__EXERCISE TASK__. What follows is a set of records; repeat all of them exactly.

Begin

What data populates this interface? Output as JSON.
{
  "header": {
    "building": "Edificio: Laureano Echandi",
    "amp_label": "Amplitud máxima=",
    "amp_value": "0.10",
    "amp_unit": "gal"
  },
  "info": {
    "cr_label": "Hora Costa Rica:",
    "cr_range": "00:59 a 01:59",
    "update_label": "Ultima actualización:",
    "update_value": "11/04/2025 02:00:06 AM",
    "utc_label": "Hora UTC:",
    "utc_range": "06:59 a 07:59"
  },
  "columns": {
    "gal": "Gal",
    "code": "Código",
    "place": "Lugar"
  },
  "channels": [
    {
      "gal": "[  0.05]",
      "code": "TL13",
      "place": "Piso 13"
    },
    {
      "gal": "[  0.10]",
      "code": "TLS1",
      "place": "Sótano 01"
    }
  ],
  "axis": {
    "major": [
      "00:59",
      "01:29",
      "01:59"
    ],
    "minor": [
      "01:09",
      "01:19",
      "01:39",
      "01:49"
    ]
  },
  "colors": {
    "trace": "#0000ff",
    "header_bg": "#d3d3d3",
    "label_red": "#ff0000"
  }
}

End

__RESULT OF THIS EXERCISE__.
What data populates this interface? Output as JSON.
{
  "header": {
    "building": "Edificio: Laureano Echandi",
    "amp_label": "Amplitud máxima=",
    "amp_value": "0.10",
    "amp_unit": "gal"
  },
  "info": {
    "cr_label": "Hora Costa Rica:",
    "cr_range": "00:59 a 01:59",
    "update_label": "Ultima actualización:",
    "update_value": "11/04/2025 02:00:06 AM",
    "utc_label": "Hora UTC:",
    "utc_range": "06:59 a 07:59"
  },
  "columns": {
    "gal": "Gal",
    "code": "Código",
    "place": "Lugar"
  },
  "channels": [
    {
      "gal": "[  0.05]",
      "code": "TL13",
      "place": "Piso 13"
    },
    {
      "gal": "[  0.10]",
      "code": "TLS1",
      "place": "Sótano 01"
    }
  ],
  "axis": {
    "major": [
      "00:59",
      "01:29",
      "01:59"
    ],
    "minor": [
      "01:09",
      "01:19",
      "01:39",
      "01:49"
    ]
  },
  "colors": {
    "trace": "#0000ff",
    "header_bg": "#d3d3d3",
    "label_red": "#ff0000"
  }
}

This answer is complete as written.